--- Start RECORDS TO PROCESS ---

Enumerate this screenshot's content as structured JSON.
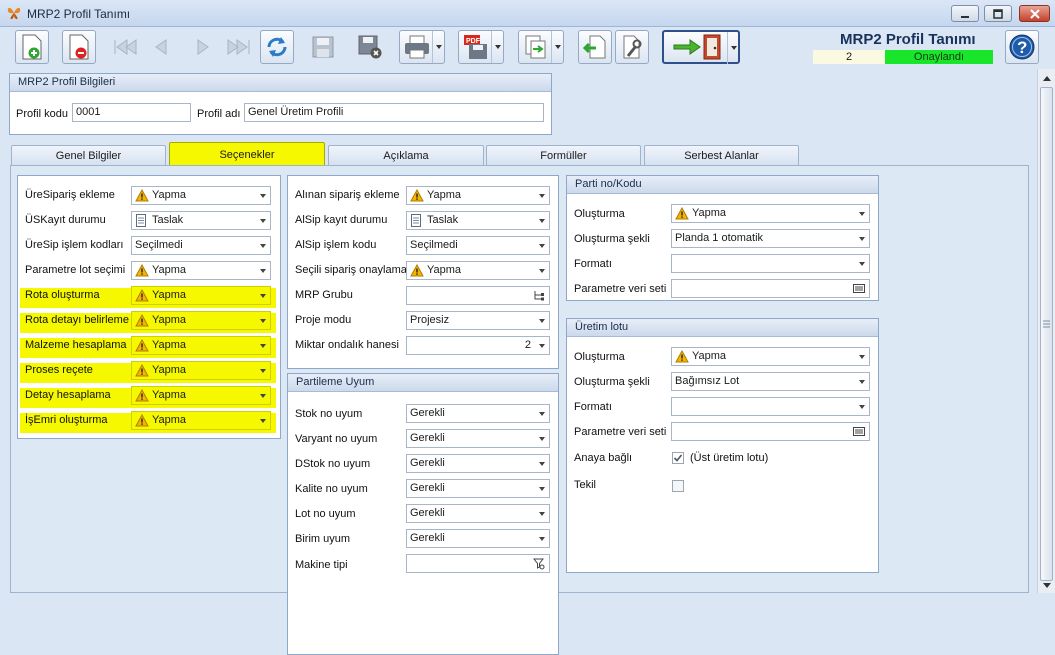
{
  "window": {
    "title": "MRP2 Profil Tanımı"
  },
  "header": {
    "form_title": "MRP2 Profil Tanımı",
    "status_number": "2",
    "status_text": "Onaylandı",
    "status_color": "#19e62b"
  },
  "toolbar": {
    "buttons": [
      {
        "icon": "new-document-icon"
      },
      {
        "icon": "delete-document-icon"
      },
      {
        "icon": "first-record-icon"
      },
      {
        "icon": "previous-record-icon"
      },
      {
        "icon": "next-record-icon"
      },
      {
        "icon": "last-record-icon"
      },
      {
        "icon": "refresh-icon"
      },
      {
        "icon": "save-icon"
      },
      {
        "icon": "save-close-icon"
      },
      {
        "icon": "print-icon"
      },
      {
        "icon": "pdf-save-icon"
      },
      {
        "icon": "export-icon"
      },
      {
        "icon": "import-icon"
      },
      {
        "icon": "tools-icon"
      },
      {
        "icon": "exit-door-icon"
      },
      {
        "icon": "help-icon"
      }
    ]
  },
  "profile_info": {
    "title": "MRP2 Profil Bilgileri",
    "code_label": "Profil kodu",
    "code_value": "0001",
    "name_label": "Profil adı",
    "name_value": "Genel Üretim Profili"
  },
  "tabs": [
    {
      "label": "Genel Bilgiler"
    },
    {
      "label": "Seçenekler"
    },
    {
      "label": "Açıklama"
    },
    {
      "label": "Formüller"
    },
    {
      "label": "Serbest Alanlar"
    }
  ],
  "left_panel": {
    "rows": [
      {
        "label": "ÜreSipariş ekleme",
        "value": "Yapma",
        "icon": "warning-icon"
      },
      {
        "label": "ÜSKayıt durumu",
        "value": "Taslak",
        "icon": "document-icon"
      },
      {
        "label": "ÜreSip işlem kodları",
        "value": "Seçilmedi",
        "icon": ""
      },
      {
        "label": "Parametre lot seçimi",
        "value": "Yapma",
        "icon": "warning-icon"
      },
      {
        "label": "Rota oluşturma",
        "value": "Yapma",
        "icon": "warning-icon"
      },
      {
        "label": "Rota detayı belirleme",
        "value": "Yapma",
        "icon": "warning-icon"
      },
      {
        "label": "Malzeme hesaplama",
        "value": "Yapma",
        "icon": "warning-icon"
      },
      {
        "label": "Proses reçete",
        "value": "Yapma",
        "icon": "warning-icon"
      },
      {
        "label": "Detay hesaplama",
        "value": "Yapma",
        "icon": "warning-icon"
      },
      {
        "label": "İşEmri oluşturma",
        "value": "Yapma",
        "icon": "warning-icon"
      }
    ],
    "highlight_color": "#f6f800"
  },
  "middle_panel": {
    "rows": [
      {
        "label": "Alınan sipariş ekleme",
        "value": "Yapma",
        "icon": "warning-icon"
      },
      {
        "label": "AlSip kayıt durumu",
        "value": "Taslak",
        "icon": "document-icon"
      },
      {
        "label": "AlSip işlem kodu",
        "value": "Seçilmedi",
        "icon": ""
      },
      {
        "label": "Seçili sipariş onaylama",
        "value": "Yapma",
        "icon": "warning-icon"
      },
      {
        "label": "MRP Grubu",
        "value": "",
        "icon": ""
      },
      {
        "label": "Proje modu",
        "value": "Projesiz",
        "icon": ""
      },
      {
        "label": "Miktar ondalık hanesi",
        "value": "2",
        "icon": ""
      }
    ]
  },
  "partition": {
    "title": "Partileme Uyum",
    "rows": [
      {
        "label": "Stok no uyum",
        "value": "Gerekli"
      },
      {
        "label": "Varyant no uyum",
        "value": "Gerekli"
      },
      {
        "label": "DStok no uyum",
        "value": "Gerekli"
      },
      {
        "label": "Kalite no uyum",
        "value": "Gerekli"
      },
      {
        "label": "Lot no uyum",
        "value": "Gerekli"
      },
      {
        "label": "Birim uyum",
        "value": "Gerekli"
      },
      {
        "label": "Makine tipi",
        "value": ""
      }
    ]
  },
  "batch": {
    "title": "Parti no/Kodu",
    "rows": [
      {
        "label": "Oluşturma",
        "value": "Yapma",
        "icon": "warning-icon"
      },
      {
        "label": "Oluşturma şekli",
        "value": "Planda 1 otomatik",
        "icon": ""
      },
      {
        "label": "Formatı",
        "value": "",
        "icon": ""
      },
      {
        "label": "Parametre veri seti",
        "value": "",
        "icon": ""
      }
    ]
  },
  "production_lot": {
    "title": "Üretim lotu",
    "rows": [
      {
        "label": "Oluşturma",
        "value": "Yapma",
        "icon": "warning-icon"
      },
      {
        "label": "Oluşturma şekli",
        "value": "Bağımsız Lot",
        "icon": ""
      },
      {
        "label": "Formatı",
        "value": "",
        "icon": ""
      },
      {
        "label": "Parametre veri seti",
        "value": "",
        "icon": ""
      }
    ],
    "parent_label": "Anaya bağlı",
    "parent_checked": true,
    "parent_note": "(Üst üretim lotu)",
    "single_label": "Tekil",
    "single_checked": false
  }
}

--- End RECORDS TO PROCESS ---

Repeat the data in full and exactly. Omit pictures.

Enumerate this screenshot's content as structured JSON.
{
  "window": {
    "title": "MRP2 Profil Tanımı"
  },
  "header": {
    "form_title": "MRP2 Profil Tanımı",
    "status_number": "2",
    "status_text": "Onaylandı",
    "status_color": "#19e62b"
  },
  "toolbar": {
    "buttons": [
      {
        "icon": "new-document-icon"
      },
      {
        "icon": "delete-document-icon"
      },
      {
        "icon": "first-record-icon"
      },
      {
        "icon": "previous-record-icon"
      },
      {
        "icon": "next-record-icon"
      },
      {
        "icon": "last-record-icon"
      },
      {
        "icon": "refresh-icon"
      },
      {
        "icon": "save-icon"
      },
      {
        "icon": "save-close-icon"
      },
      {
        "icon": "print-icon"
      },
      {
        "icon": "pdf-save-icon"
      },
      {
        "icon": "export-icon"
      },
      {
        "icon": "import-icon"
      },
      {
        "icon": "tools-icon"
      },
      {
        "icon": "exit-door-icon"
      },
      {
        "icon": "help-icon"
      }
    ]
  },
  "profile_info": {
    "title": "MRP2 Profil Bilgileri",
    "code_label": "Profil kodu",
    "code_value": "0001",
    "name_label": "Profil adı",
    "name_value": "Genel Üretim Profili"
  },
  "tabs": [
    {
      "label": "Genel Bilgiler"
    },
    {
      "label": "Seçenekler"
    },
    {
      "label": "Açıklama"
    },
    {
      "label": "Formüller"
    },
    {
      "label": "Serbest Alanlar"
    }
  ],
  "left_panel": {
    "rows": [
      {
        "label": "ÜreSipariş ekleme",
        "value": "Yapma",
        "icon": "warning-icon"
      },
      {
        "label": "ÜSKayıt durumu",
        "value": "Taslak",
        "icon": "document-icon"
      },
      {
        "label": "ÜreSip işlem kodları",
        "value": "Seçilmedi",
        "icon": ""
      },
      {
        "label": "Parametre lot seçimi",
        "value": "Yapma",
        "icon": "warning-icon"
      },
      {
        "label": "Rota oluşturma",
        "value": "Yapma",
        "icon": "warning-icon"
      },
      {
        "label": "Rota detayı belirleme",
        "value": "Yapma",
        "icon": "warning-icon"
      },
      {
        "label": "Malzeme hesaplama",
        "value": "Yapma",
        "icon": "warning-icon"
      },
      {
        "label": "Proses reçete",
        "value": "Yapma",
        "icon": "warning-icon"
      },
      {
        "label": "Detay hesaplama",
        "value": "Yapma",
        "icon": "warning-icon"
      },
      {
        "label": "İşEmri oluşturma",
        "value": "Yapma",
        "icon": "warning-icon"
      }
    ],
    "highlight_color": "#f6f800"
  },
  "middle_panel": {
    "rows": [
      {
        "label": "Alınan sipariş ekleme",
        "value": "Yapma",
        "icon": "warning-icon"
      },
      {
        "label": "AlSip kayıt durumu",
        "value": "Taslak",
        "icon": "document-icon"
      },
      {
        "label": "AlSip işlem kodu",
        "value": "Seçilmedi",
        "icon": ""
      },
      {
        "label": "Seçili sipariş onaylama",
        "value": "Yapma",
        "icon": "warning-icon"
      },
      {
        "label": "MRP Grubu",
        "value": "",
        "icon": ""
      },
      {
        "label": "Proje modu",
        "value": "Projesiz",
        "icon": ""
      },
      {
        "label": "Miktar ondalık hanesi",
        "value": "2",
        "icon": ""
      }
    ]
  },
  "partition": {
    "title": "Partileme Uyum",
    "rows": [
      {
        "label": "Stok no uyum",
        "value": "Gerekli"
      },
      {
        "label": "Varyant no uyum",
        "value": "Gerekli"
      },
      {
        "label": "DStok no uyum",
        "value": "Gerekli"
      },
      {
        "label": "Kalite no uyum",
        "value": "Gerekli"
      },
      {
        "label": "Lot no uyum",
        "value": "Gerekli"
      },
      {
        "label": "Birim uyum",
        "value": "Gerekli"
      },
      {
        "label": "Makine tipi",
        "value": ""
      }
    ]
  },
  "batch": {
    "title": "Parti no/Kodu",
    "rows": [
      {
        "label": "Oluşturma",
        "value": "Yapma",
        "icon": "warning-icon"
      },
      {
        "label": "Oluşturma şekli",
        "value": "Planda 1 otomatik",
        "icon": ""
      },
      {
        "label": "Formatı",
        "value": "",
        "icon": ""
      },
      {
        "label": "Parametre veri seti",
        "value": "",
        "icon": ""
      }
    ]
  },
  "production_lot": {
    "title": "Üretim lotu",
    "rows": [
      {
        "label": "Oluşturma",
        "value": "Yapma",
        "icon": "warning-icon"
      },
      {
        "label": "Oluşturma şekli",
        "value": "Bağımsız Lot",
        "icon": ""
      },
      {
        "label": "Formatı",
        "value": "",
        "icon": ""
      },
      {
        "label": "Parametre veri seti",
        "value": "",
        "icon": ""
      }
    ],
    "parent_label": "Anaya bağlı",
    "parent_checked": true,
    "parent_note": "(Üst üretim lotu)",
    "single_label": "Tekil",
    "single_checked": false
  }
}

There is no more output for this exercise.